* start *

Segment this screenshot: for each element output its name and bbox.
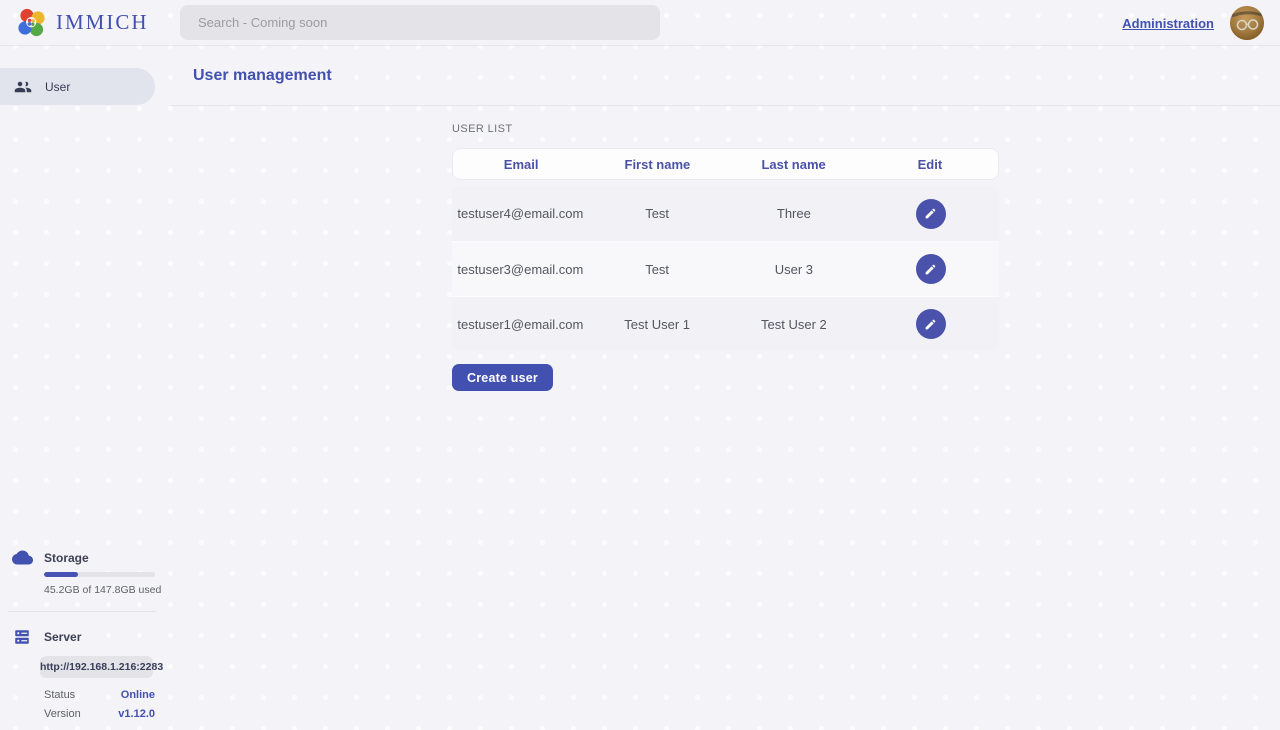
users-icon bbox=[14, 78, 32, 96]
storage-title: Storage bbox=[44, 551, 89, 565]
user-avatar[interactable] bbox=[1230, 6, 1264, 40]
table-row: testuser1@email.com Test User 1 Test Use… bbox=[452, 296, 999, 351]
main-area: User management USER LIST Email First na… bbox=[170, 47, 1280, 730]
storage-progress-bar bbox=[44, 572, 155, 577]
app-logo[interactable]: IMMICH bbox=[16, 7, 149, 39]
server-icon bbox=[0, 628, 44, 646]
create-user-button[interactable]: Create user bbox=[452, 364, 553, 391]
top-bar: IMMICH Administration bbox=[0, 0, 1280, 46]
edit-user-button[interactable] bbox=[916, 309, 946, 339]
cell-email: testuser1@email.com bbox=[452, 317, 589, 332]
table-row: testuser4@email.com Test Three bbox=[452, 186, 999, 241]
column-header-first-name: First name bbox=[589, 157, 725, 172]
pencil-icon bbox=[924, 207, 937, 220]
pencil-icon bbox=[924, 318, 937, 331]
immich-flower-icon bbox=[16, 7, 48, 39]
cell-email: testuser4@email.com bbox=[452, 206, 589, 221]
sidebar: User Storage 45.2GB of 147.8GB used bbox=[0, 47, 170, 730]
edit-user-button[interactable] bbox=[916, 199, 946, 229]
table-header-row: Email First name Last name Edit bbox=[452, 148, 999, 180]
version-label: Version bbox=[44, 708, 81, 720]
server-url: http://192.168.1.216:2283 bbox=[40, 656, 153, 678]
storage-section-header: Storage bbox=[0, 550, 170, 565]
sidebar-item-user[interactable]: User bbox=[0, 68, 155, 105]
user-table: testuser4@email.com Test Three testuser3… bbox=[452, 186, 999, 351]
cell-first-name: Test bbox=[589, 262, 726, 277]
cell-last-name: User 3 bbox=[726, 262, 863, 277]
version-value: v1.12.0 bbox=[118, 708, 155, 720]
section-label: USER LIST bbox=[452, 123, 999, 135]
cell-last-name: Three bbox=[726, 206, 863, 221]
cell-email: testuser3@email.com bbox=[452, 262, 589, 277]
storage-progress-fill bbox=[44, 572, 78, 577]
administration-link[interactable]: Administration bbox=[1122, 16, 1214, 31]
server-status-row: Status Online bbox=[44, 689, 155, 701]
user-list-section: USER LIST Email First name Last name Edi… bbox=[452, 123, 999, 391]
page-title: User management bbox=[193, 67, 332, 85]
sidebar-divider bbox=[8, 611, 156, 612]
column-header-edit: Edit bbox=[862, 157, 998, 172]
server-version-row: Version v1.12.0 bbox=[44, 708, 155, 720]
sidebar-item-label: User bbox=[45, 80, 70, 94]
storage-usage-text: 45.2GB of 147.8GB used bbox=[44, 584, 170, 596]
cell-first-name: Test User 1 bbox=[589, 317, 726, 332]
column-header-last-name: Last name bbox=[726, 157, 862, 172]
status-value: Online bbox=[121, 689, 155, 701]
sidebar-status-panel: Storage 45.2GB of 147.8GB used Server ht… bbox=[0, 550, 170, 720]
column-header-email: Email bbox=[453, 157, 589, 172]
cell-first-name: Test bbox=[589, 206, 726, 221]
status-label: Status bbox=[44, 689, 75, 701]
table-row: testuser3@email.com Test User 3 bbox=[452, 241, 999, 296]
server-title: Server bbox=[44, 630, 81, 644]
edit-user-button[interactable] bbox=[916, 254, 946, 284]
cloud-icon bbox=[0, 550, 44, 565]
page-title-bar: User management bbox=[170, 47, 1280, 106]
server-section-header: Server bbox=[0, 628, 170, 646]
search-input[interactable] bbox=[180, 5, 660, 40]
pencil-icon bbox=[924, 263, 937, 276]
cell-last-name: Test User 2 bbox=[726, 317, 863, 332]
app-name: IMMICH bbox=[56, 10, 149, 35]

* end *

## AIM OF THE EXERCISE
Please copy out every row above word for word, leaving out the pictures.

## FINAL RESULT
Segment this screenshot: for each element output its name and bbox.
users-icon bbox=[14, 78, 32, 96]
storage-title: Storage bbox=[44, 551, 89, 565]
user-avatar[interactable] bbox=[1230, 6, 1264, 40]
table-row: testuser1@email.com Test User 1 Test Use… bbox=[452, 296, 999, 351]
main-area: User management USER LIST Email First na… bbox=[170, 47, 1280, 730]
storage-progress-bar bbox=[44, 572, 155, 577]
app-logo[interactable]: IMMICH bbox=[16, 7, 149, 39]
server-icon bbox=[0, 628, 44, 646]
create-user-button[interactable]: Create user bbox=[452, 364, 553, 391]
top-bar: IMMICH Administration bbox=[0, 0, 1280, 46]
edit-user-button[interactable] bbox=[916, 309, 946, 339]
cell-email: testuser1@email.com bbox=[452, 317, 589, 332]
table-row: testuser4@email.com Test Three bbox=[452, 186, 999, 241]
column-header-first-name: First name bbox=[589, 157, 725, 172]
pencil-icon bbox=[924, 207, 937, 220]
pencil-icon bbox=[924, 318, 937, 331]
immich-flower-icon bbox=[16, 7, 48, 39]
cell-email: testuser4@email.com bbox=[452, 206, 589, 221]
sidebar: User Storage 45.2GB of 147.8GB used bbox=[0, 47, 170, 730]
edit-user-button[interactable] bbox=[916, 199, 946, 229]
table-header-row: Email First name Last name Edit bbox=[452, 148, 999, 180]
version-label: Version bbox=[44, 708, 81, 720]
server-url: http://192.168.1.216:2283 bbox=[40, 656, 153, 678]
storage-section-header: Storage bbox=[0, 550, 170, 565]
sidebar-item-user[interactable]: User bbox=[0, 68, 155, 105]
user-table: testuser4@email.com Test Three testuser3… bbox=[452, 186, 999, 351]
cell-first-name: Test bbox=[589, 262, 726, 277]
cell-last-name: User 3 bbox=[726, 262, 863, 277]
version-value: v1.12.0 bbox=[118, 708, 155, 720]
section-label: USER LIST bbox=[452, 123, 999, 135]
cell-last-name: Three bbox=[726, 206, 863, 221]
cell-email: testuser3@email.com bbox=[452, 262, 589, 277]
storage-progress-fill bbox=[44, 572, 78, 577]
administration-link[interactable]: Administration bbox=[1122, 16, 1214, 31]
server-status-row: Status Online bbox=[44, 689, 155, 701]
user-list-section: USER LIST Email First name Last name Edi… bbox=[452, 123, 999, 391]
page-title: User management bbox=[193, 67, 332, 85]
sidebar-divider bbox=[8, 611, 156, 612]
column-header-edit: Edit bbox=[862, 157, 998, 172]
server-version-row: Version v1.12.0 bbox=[44, 708, 155, 720]
sidebar-item-label: User bbox=[45, 80, 70, 94]
storage-usage-text: 45.2GB of 147.8GB used bbox=[44, 584, 170, 596]
cell-first-name: Test User 1 bbox=[589, 317, 726, 332]
column-header-last-name: Last name bbox=[726, 157, 862, 172]
status-value: Online bbox=[121, 689, 155, 701]
sidebar-status-panel: Storage 45.2GB of 147.8GB used Server ht… bbox=[0, 550, 170, 720]
column-header-email: Email bbox=[453, 157, 589, 172]
cell-first-name: Test bbox=[589, 206, 726, 221]
status-label: Status bbox=[44, 689, 75, 701]
table-row: testuser3@email.com Test User 3 bbox=[452, 241, 999, 296]
server-title: Server bbox=[44, 630, 81, 644]
edit-user-button[interactable] bbox=[916, 254, 946, 284]
cloud-icon bbox=[0, 550, 44, 565]
page-title-bar: User management bbox=[170, 47, 1280, 106]
server-section-header: Server bbox=[0, 628, 170, 646]
search-input[interactable] bbox=[180, 5, 660, 40]
pencil-icon bbox=[924, 263, 937, 276]
cell-last-name: Test User 2 bbox=[726, 317, 863, 332]
app-name: IMMICH bbox=[56, 10, 149, 35]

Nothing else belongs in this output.